═════ STORED DATA ═════

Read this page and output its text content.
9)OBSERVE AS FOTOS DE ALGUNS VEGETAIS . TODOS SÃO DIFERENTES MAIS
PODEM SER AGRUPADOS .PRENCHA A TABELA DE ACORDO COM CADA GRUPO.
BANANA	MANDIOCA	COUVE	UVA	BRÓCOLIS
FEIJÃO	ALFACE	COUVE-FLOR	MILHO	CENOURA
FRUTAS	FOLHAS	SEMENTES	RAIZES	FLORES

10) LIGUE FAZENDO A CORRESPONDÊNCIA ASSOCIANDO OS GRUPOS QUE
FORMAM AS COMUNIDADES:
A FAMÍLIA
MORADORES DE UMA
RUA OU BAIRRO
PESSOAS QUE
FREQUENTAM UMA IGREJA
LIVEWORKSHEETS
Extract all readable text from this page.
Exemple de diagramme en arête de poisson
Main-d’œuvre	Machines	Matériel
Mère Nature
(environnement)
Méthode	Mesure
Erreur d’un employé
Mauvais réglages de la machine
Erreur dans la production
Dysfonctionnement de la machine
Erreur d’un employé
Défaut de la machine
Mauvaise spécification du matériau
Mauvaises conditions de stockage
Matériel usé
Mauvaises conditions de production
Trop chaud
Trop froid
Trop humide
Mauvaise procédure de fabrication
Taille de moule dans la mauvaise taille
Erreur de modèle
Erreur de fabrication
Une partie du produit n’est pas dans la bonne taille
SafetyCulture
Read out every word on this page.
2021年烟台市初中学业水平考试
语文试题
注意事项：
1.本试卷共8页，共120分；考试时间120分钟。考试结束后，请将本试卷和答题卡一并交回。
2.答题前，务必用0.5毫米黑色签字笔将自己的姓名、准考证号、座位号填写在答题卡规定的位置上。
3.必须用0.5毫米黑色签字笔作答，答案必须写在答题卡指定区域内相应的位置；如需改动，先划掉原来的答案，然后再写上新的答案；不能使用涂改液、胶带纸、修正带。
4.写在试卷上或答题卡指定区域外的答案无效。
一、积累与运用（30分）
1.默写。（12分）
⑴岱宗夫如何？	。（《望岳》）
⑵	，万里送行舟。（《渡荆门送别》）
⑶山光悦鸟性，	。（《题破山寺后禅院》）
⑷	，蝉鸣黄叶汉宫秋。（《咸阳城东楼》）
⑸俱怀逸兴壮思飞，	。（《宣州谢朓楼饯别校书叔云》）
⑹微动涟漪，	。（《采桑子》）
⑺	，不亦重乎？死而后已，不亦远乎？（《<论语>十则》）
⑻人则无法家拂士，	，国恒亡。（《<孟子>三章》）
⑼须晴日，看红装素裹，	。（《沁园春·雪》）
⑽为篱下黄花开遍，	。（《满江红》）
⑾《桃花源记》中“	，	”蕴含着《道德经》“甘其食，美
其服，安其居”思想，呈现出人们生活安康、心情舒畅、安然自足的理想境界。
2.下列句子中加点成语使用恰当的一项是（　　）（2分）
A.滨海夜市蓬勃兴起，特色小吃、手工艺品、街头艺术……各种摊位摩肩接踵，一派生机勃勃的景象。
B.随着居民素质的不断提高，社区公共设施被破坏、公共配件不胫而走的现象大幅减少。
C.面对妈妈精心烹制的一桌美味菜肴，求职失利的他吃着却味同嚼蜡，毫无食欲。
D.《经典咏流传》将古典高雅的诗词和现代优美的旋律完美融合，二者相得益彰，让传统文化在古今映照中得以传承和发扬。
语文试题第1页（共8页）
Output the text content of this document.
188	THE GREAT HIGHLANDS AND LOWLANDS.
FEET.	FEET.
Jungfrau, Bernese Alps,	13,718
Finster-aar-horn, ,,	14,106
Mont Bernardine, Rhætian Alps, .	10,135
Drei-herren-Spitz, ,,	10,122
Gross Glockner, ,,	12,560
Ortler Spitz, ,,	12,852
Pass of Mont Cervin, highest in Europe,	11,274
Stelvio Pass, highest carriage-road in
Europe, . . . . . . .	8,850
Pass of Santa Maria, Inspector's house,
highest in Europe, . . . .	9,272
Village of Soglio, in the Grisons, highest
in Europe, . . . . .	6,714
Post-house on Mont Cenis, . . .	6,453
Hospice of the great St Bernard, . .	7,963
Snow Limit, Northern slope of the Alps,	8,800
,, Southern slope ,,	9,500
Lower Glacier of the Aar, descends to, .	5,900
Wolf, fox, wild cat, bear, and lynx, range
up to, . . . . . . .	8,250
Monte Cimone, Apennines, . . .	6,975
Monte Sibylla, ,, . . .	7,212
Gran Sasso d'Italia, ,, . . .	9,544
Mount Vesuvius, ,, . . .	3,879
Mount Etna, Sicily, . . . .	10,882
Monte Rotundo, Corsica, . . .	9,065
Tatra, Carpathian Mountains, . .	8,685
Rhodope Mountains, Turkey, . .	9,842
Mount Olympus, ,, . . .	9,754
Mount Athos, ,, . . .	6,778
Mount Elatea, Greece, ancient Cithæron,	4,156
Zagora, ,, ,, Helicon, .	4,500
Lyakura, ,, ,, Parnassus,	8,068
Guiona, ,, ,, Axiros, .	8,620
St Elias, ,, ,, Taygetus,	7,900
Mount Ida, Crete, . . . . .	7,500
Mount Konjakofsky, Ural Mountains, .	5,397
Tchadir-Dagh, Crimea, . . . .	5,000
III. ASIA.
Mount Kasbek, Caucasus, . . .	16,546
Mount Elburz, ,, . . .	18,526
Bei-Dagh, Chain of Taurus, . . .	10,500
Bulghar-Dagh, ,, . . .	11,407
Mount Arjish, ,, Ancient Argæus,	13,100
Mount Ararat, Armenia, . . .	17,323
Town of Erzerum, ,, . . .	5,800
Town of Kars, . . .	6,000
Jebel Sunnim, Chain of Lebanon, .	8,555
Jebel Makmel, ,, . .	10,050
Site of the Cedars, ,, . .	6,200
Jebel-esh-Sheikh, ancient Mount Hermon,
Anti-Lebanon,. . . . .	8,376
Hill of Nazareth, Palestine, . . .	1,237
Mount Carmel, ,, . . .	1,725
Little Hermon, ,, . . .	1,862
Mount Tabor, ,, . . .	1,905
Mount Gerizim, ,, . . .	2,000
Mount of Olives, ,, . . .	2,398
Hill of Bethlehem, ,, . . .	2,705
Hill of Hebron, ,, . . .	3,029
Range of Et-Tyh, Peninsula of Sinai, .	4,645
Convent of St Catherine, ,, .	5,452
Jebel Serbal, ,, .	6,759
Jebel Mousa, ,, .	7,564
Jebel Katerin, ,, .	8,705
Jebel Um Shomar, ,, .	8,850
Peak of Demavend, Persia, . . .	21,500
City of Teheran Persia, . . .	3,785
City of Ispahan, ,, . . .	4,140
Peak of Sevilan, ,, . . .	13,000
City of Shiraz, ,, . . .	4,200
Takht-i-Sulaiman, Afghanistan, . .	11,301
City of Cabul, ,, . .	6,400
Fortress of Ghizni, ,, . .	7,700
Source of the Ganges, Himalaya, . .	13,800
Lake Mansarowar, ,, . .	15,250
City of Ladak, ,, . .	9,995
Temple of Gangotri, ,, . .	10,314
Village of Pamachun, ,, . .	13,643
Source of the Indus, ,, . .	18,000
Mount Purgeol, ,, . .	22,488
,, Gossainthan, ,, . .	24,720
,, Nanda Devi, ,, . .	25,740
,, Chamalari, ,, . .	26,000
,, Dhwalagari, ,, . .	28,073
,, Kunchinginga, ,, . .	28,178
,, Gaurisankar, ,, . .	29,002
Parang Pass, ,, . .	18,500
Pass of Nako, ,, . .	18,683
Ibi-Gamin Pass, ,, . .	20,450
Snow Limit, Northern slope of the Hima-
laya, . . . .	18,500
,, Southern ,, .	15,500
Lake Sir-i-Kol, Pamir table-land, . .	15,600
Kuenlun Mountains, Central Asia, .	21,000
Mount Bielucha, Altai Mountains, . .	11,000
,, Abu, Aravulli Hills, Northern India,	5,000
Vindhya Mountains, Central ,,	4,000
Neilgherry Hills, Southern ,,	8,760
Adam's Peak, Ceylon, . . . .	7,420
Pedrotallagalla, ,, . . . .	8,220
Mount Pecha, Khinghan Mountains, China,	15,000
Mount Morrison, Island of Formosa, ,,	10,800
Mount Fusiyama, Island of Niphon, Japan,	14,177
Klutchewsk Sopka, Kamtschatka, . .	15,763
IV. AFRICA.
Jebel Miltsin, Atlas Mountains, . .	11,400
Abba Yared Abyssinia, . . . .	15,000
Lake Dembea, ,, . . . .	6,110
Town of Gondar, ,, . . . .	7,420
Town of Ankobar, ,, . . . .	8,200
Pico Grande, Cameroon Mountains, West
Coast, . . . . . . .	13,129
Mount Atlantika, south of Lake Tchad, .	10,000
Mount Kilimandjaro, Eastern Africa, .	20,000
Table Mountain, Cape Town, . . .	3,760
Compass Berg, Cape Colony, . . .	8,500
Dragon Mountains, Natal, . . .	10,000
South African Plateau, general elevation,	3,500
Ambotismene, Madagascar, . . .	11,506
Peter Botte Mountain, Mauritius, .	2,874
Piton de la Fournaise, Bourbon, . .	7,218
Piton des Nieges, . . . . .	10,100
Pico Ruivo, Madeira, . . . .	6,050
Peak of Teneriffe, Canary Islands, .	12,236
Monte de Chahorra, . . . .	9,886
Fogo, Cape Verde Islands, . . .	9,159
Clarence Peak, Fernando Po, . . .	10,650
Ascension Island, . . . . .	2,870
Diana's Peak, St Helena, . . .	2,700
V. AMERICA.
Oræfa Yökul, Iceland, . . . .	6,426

═════

**WHAT IS EXPECTED**
Each line in the entries above that includes the string "Northern" should be extracted.

**RESULT OF THE TASK**
Snow Limit, Northern slope of the Alps,	8,800
Snow Limit, Northern slope of the Hima-
,, Abu, Aravulli Hills, Northern India,	5,000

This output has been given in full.